(Data entries)
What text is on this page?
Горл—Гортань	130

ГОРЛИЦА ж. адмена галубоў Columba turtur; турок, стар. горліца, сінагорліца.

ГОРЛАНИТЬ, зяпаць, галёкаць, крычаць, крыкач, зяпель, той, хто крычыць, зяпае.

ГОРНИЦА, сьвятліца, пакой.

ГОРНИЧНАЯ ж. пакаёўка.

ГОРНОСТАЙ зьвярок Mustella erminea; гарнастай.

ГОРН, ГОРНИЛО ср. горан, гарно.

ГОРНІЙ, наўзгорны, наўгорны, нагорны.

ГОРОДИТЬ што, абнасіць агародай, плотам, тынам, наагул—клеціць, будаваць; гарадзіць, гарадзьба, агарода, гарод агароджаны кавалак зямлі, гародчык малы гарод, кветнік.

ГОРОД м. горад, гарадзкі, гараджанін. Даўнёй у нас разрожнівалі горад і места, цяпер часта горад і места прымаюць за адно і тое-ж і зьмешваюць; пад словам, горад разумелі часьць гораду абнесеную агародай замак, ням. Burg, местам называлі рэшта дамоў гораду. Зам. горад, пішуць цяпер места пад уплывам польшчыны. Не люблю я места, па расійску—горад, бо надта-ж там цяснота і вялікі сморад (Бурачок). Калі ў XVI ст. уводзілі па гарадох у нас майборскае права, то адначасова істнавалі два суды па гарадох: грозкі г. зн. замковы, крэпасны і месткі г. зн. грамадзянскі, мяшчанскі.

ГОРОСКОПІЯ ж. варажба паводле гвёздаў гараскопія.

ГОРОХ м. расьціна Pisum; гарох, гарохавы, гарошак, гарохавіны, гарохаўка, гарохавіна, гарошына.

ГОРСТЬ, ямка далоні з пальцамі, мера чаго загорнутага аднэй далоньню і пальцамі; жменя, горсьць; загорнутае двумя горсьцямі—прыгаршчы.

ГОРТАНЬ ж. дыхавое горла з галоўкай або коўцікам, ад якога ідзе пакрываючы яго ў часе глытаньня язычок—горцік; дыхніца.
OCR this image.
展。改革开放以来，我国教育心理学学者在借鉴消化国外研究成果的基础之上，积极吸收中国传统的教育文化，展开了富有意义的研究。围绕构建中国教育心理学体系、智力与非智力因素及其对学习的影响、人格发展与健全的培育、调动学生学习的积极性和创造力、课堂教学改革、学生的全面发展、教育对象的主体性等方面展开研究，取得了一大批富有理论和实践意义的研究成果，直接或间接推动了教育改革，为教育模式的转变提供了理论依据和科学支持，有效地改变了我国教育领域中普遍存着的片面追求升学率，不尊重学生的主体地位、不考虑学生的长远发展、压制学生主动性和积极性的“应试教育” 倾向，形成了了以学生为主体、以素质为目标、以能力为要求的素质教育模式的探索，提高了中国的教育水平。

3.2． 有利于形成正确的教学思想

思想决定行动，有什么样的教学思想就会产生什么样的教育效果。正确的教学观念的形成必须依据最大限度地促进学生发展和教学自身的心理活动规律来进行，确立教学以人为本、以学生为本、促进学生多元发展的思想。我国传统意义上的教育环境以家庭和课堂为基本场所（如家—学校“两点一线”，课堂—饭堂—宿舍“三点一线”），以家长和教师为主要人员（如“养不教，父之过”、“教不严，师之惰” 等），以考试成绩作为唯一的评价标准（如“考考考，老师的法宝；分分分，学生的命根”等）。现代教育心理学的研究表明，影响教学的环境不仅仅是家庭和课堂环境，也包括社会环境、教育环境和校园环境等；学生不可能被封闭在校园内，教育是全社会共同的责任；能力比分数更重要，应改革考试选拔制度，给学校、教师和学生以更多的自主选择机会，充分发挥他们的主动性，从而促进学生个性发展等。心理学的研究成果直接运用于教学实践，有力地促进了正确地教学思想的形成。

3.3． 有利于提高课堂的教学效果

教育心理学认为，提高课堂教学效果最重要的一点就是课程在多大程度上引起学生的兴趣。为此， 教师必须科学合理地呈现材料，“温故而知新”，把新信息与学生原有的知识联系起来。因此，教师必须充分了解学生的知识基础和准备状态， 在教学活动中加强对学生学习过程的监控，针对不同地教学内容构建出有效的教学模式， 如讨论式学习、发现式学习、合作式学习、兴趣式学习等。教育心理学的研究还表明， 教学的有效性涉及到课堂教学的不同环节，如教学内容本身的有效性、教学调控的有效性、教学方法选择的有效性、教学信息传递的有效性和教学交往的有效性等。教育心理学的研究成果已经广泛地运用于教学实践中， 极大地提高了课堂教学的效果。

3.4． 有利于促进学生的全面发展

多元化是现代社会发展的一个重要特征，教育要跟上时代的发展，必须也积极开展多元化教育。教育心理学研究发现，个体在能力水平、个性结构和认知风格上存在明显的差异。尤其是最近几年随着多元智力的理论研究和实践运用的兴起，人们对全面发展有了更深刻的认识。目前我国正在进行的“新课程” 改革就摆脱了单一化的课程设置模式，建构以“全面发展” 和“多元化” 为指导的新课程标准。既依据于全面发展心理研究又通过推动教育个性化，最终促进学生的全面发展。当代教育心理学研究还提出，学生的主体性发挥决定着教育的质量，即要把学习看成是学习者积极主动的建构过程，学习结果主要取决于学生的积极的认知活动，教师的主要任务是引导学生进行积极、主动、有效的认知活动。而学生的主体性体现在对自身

• _What you are asked to do_
Output the listing above word for word.

• _Solution_
What text is on this page?
Горл—Гортань	130

ГОРЛИЦА ж. адмена галубоў Columba turtur; турок, стар. горліца, сінагорліца.

ГОРЛАНИТЬ, зяпаць, галёкаць, крычаць, крыкач, зяпель, той, хто крычыць, зяпае.

ГОРНИЦА, сьвятліца, пакой.

ГОРНИЧНАЯ ж. пакаёўка.

ГОРНОСТАЙ зьвярок Mustella erminea; гарнастай.

ГОРН, ГОРНИЛО ср. горан, гарно.

ГОРНІЙ, наўзгорны, наўгорны, нагорны.

ГОРОДИТЬ што, абнасіць агародай, плотам, тынам, наагул—клеціць, будаваць; гарадзіць, гарадзьба, агарода, гарод агароджаны кавалак зямлі, гародчык малы гарод, кветнік.

ГОРОД м. горад, гарадзкі, гараджанін. Даўнёй у нас разрожнівалі горад і места, цяпер часта горад і места прымаюць за адно і тое-ж і зьмешваюць; пад словам, горад разумелі часьць гораду абнесеную агародай замак, ням. Burg, местам называлі рэшта дамоў гораду. Зам. горад, пішуць цяпер места пад уплывам польшчыны. Не люблю я места, па расійску—горад, бо надта-ж там цяснота і вялікі сморад (Бурачок). Калі ў XVI ст. уводзілі па гарадох у нас майборскае права, то адначасова істнавалі два суды па гарадох: грозкі г. зн. замковы, крэпасны і месткі г. зн. грамадзянскі, мяшчанскі.

ГОРОСКОПІЯ ж. варажба паводле гвёздаў гараскопія.

ГОРОХ м. расьціна Pisum; гарох, гарохавы, гарошак, гарохавіны, гарохаўка, гарохавіна, гарошына.

ГОРСТЬ, ямка далоні з пальцамі, мера чаго загорнутага аднэй далоньню і пальцамі; жменя, горсьць; загорнутае двумя горсьцямі—прыгаршчы.

ГОРТАНЬ ж. дыхавое горла з галоўкай або коўцікам, ад якога ідзе пакрываючы яго ў часе глытаньня язычок—горцік; дыхніца.
OCR this image.
展。改革开放以来，我国教育心理学学者在借鉴消化国外研究成果的基础之上，积极吸收中国传统的教育文化，展开了富有意义的研究。围绕构建中国教育心理学体系、智力与非智力因素及其对学习的影响、人格发展与健全的培育、调动学生学习的积极性和创造力、课堂教学改革、学生的全面发展、教育对象的主体性等方面展开研究，取得了一大批富有理论和实践意义的研究成果，直接或间接推动了教育改革，为教育模式的转变提供了理论依据和科学支持，有效地改变了我国教育领域中普遍存着的片面追求升学率，不尊重学生的主体地位、不考虑学生的长远发展、压制学生主动性和积极性的“应试教育” 倾向，形成了了以学生为主体、以素质为目标、以能力为要求的素质教育模式的探索，提高了中国的教育水平。

3.2． 有利于形成正确的教学思想

思想决定行动，有什么样的教学思想就会产生什么样的教育效果。正确的教学观念的形成必须依据最大限度地促进学生发展和教学自身的心理活动规律来进行，确立教学以人为本、以学生为本、促进学生多元发展的思想。我国传统意义上的教育环境以家庭和课堂为基本场所（如家—学校“两点一线”，课堂—饭堂—宿舍“三点一线”），以家长和教师为主要人员（如“养不教，父之过”、“教不严，师之惰” 等），以考试成绩作为唯一的评价标准（如“考考考，老师的法宝；分分分，学生的命根”等）。现代教育心理学的研究表明，影响教学的环境不仅仅是家庭和课堂环境，也包括社会环境、教育环境和校园环境等；学生不可能被封闭在校园内，教育是全社会共同的责任；能力比分数更重要，应改革考试选拔制度，给学校、教师和学生以更多的自主选择机会，充分发挥他们的主动性，从而促进学生个性发展等。心理学的研究成果直接运用于教学实践，有力地促进了正确地教学思想的形成。

3.3． 有利于提高课堂的教学效果

教育心理学认为，提高课堂教学效果最重要的一点就是课程在多大程度上引起学生的兴趣。为此， 教师必须科学合理地呈现材料，“温故而知新”，把新信息与学生原有的知识联系起来。因此，教师必须充分了解学生的知识基础和准备状态， 在教学活动中加强对学生学习过程的监控，针对不同地教学内容构建出有效的教学模式， 如讨论式学习、发现式学习、合作式学习、兴趣式学习等。教育心理学的研究还表明， 教学的有效性涉及到课堂教学的不同环节，如教学内容本身的有效性、教学调控的有效性、教学方法选择的有效性、教学信息传递的有效性和教学交往的有效性等。教育心理学的研究成果已经广泛地运用于教学实践中， 极大地提高了课堂教学的效果。

3.4． 有利于促进学生的全面发展

多元化是现代社会发展的一个重要特征，教育要跟上时代的发展，必须也积极开展多元化教育。教育心理学研究发现，个体在能力水平、个性结构和认知风格上存在明显的差异。尤其是最近几年随着多元智力的理论研究和实践运用的兴起，人们对全面发展有了更深刻的认识。目前我国正在进行的“新课程” 改革就摆脱了单一化的课程设置模式，建构以“全面发展” 和“多元化” 为指导的新课程标准。既依据于全面发展心理研究又通过推动教育个性化，最终促进学生的全面发展。当代教育心理学研究还提出，学生的主体性发挥决定着教育的质量，即要把学习看成是学习者积极主动的建构过程，学习结果主要取决于学生的积极的认知活动，教师的主要任务是引导学生进行积极、主动、有效的认知活动。而学生的主体性体现在对自身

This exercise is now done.